### Directions for this task
Repeat the records below exactly, leaving out any pictures.

### Raw data
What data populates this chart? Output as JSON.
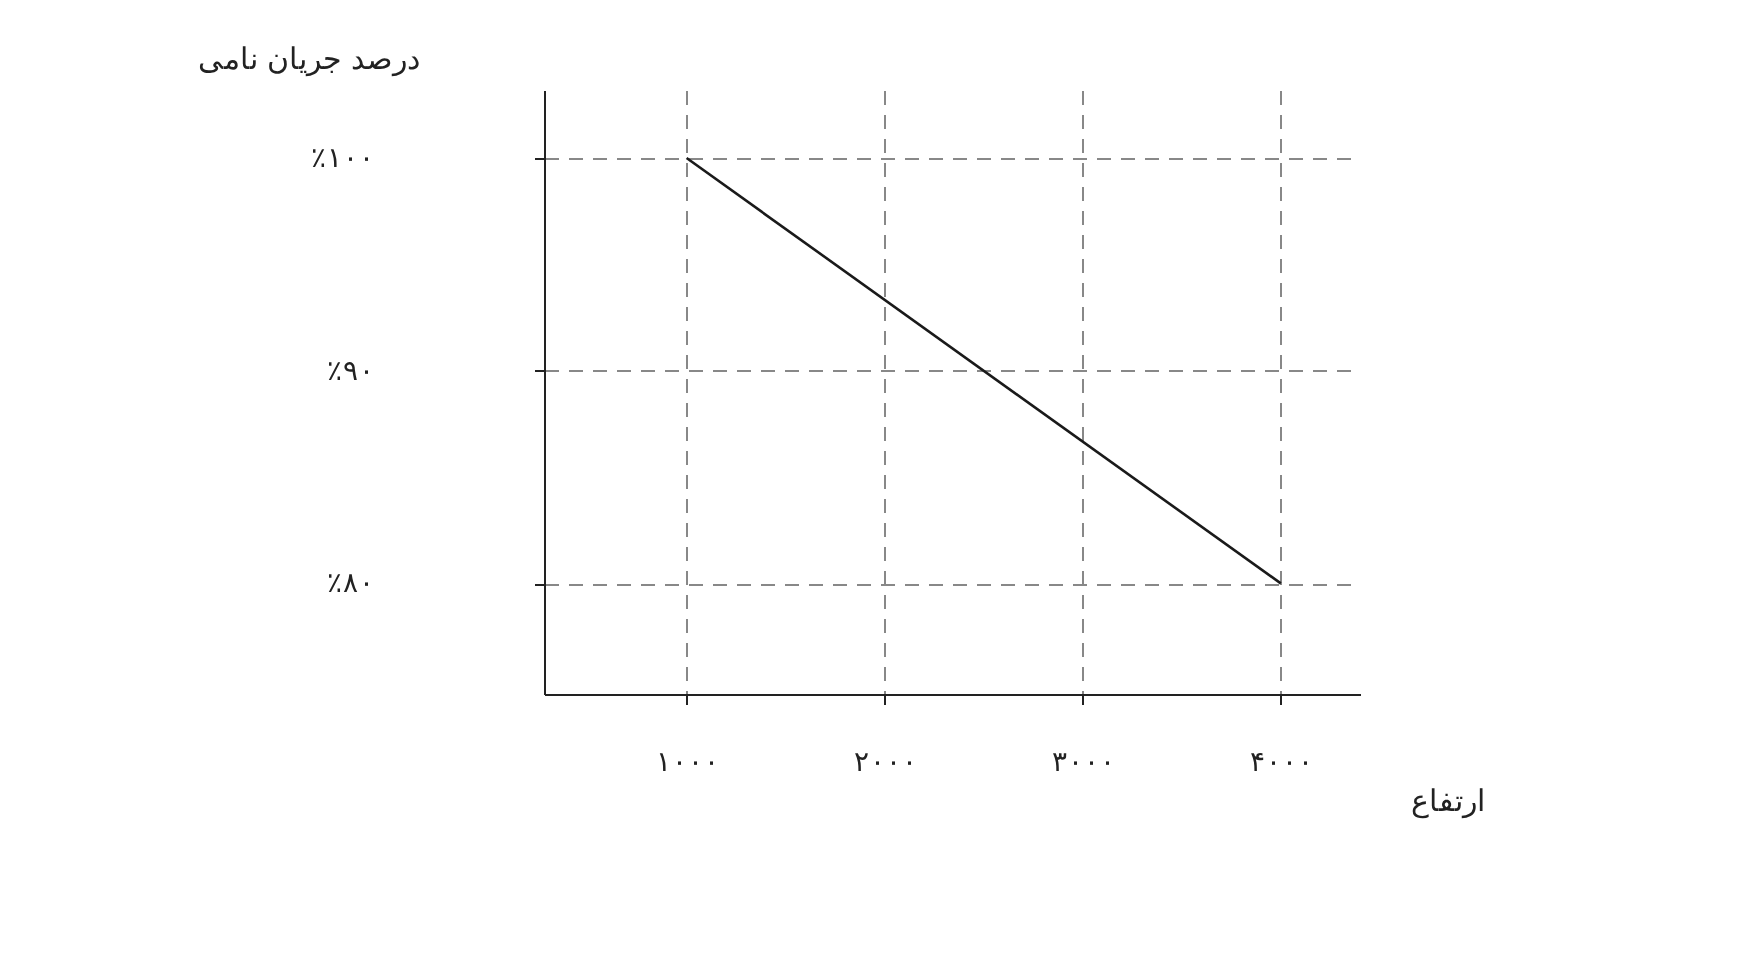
{
  "chart_data": {
    "type": "line",
    "xlabel": "ارتفاع",
    "ylabel": "درصد جریان نامی",
    "x": [
      1000,
      4000
    ],
    "series": [
      {
        "color": "#1a1a1a",
        "values": [
          100,
          80
        ]
      }
    ],
    "xlim": [
      280,
      4400
    ],
    "ylim": [
      74.8,
      103.2
    ],
    "xticks": [
      {
        "value": 1000,
        "label": "۱۰۰۰"
      },
      {
        "value": 2000,
        "label": "۲۰۰۰"
      },
      {
        "value": 3000,
        "label": "۳۰۰۰"
      },
      {
        "value": 4000,
        "label": "۴۰۰۰"
      }
    ],
    "yticks": [
      {
        "value": 80,
        "label": "٪۸۰"
      },
      {
        "value": 90,
        "label": "٪۹۰"
      },
      {
        "value": 100,
        "label": "٪۱۰۰"
      }
    ],
    "grid": true,
    "line_style": "solid"
  }
}
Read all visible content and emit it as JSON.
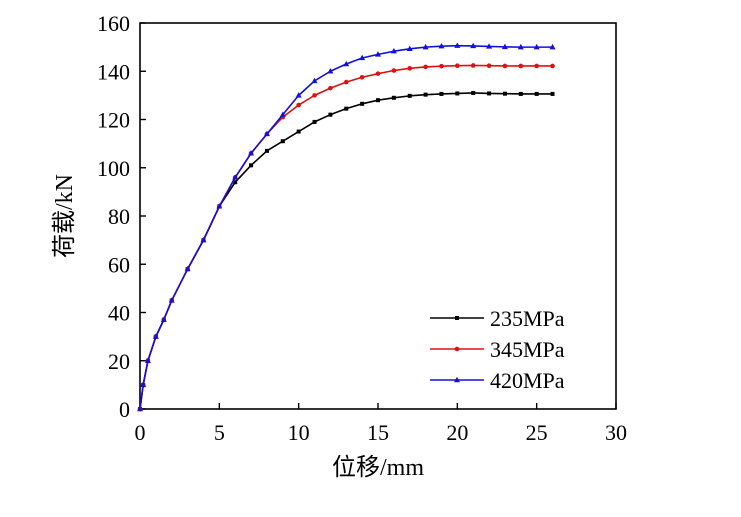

### Response to this task
What data populates this chart? Output as JSON.
{
  "chart_data": {
    "type": "line",
    "xlabel": "ارتفاع",
    "ylabel": "درصد جریان نامی",
    "x": [
      1000,
      4000
    ],
    "series": [
      {
        "color": "#1a1a1a",
        "values": [
          100,
          80
        ]
      }
    ],
    "xlim": [
      280,
      4400
    ],
    "ylim": [
      74.8,
      103.2
    ],
    "xticks": [
      {
        "value": 1000,
        "label": "۱۰۰۰"
      },
      {
        "value": 2000,
        "label": "۲۰۰۰"
      },
      {
        "value": 3000,
        "label": "۳۰۰۰"
      },
      {
        "value": 4000,
        "label": "۴۰۰۰"
      }
    ],
    "yticks": [
      {
        "value": 80,
        "label": "٪۸۰"
      },
      {
        "value": 90,
        "label": "٪۹۰"
      },
      {
        "value": 100,
        "label": "٪۱۰۰"
      }
    ],
    "grid": true,
    "line_style": "solid"
  }
}
Read all visible content and emit it as JSON.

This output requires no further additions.